• Set problem
Pull every line with the word "položek" out of the entries below.

[Data listing]
◆ ◆ ◆ ◆ ◆ ◆ ◆

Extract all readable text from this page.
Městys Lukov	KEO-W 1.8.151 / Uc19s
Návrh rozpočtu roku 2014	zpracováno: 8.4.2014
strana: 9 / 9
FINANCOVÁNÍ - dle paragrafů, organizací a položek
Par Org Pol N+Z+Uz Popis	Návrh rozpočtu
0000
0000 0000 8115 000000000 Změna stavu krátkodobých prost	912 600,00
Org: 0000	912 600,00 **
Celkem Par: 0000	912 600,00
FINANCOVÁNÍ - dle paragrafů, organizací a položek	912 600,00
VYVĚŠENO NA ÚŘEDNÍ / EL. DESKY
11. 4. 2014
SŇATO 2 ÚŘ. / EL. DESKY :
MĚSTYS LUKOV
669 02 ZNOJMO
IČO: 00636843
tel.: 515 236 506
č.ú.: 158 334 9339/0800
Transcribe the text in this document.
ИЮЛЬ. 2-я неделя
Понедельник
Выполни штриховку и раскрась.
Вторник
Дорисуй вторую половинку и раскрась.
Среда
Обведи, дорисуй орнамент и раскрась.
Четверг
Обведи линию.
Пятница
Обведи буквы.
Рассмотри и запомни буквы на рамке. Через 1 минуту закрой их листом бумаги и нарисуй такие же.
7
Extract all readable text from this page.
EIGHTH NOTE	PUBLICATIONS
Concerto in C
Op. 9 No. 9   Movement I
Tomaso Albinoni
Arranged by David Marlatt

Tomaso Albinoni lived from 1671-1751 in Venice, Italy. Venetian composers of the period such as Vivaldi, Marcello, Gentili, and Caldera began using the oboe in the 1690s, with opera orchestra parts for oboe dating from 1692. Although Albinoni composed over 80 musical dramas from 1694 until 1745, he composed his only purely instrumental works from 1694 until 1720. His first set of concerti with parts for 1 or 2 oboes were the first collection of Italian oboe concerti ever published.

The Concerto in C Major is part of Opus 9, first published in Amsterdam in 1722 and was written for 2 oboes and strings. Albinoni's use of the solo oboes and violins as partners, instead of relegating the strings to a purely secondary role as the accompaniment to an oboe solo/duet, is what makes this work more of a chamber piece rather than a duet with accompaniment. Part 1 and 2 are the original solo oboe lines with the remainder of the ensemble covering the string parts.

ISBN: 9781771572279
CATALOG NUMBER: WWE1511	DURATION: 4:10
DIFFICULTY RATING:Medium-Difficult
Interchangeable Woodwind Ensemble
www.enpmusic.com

◆ ◆ ◆ ◆ ◆ ◆ ◆

• Problem solution
FINANCOVÁNÍ - dle paragrafů, organizací a položek
FINANCOVÁNÍ - dle paragrafů, organizací a položek	912 600,00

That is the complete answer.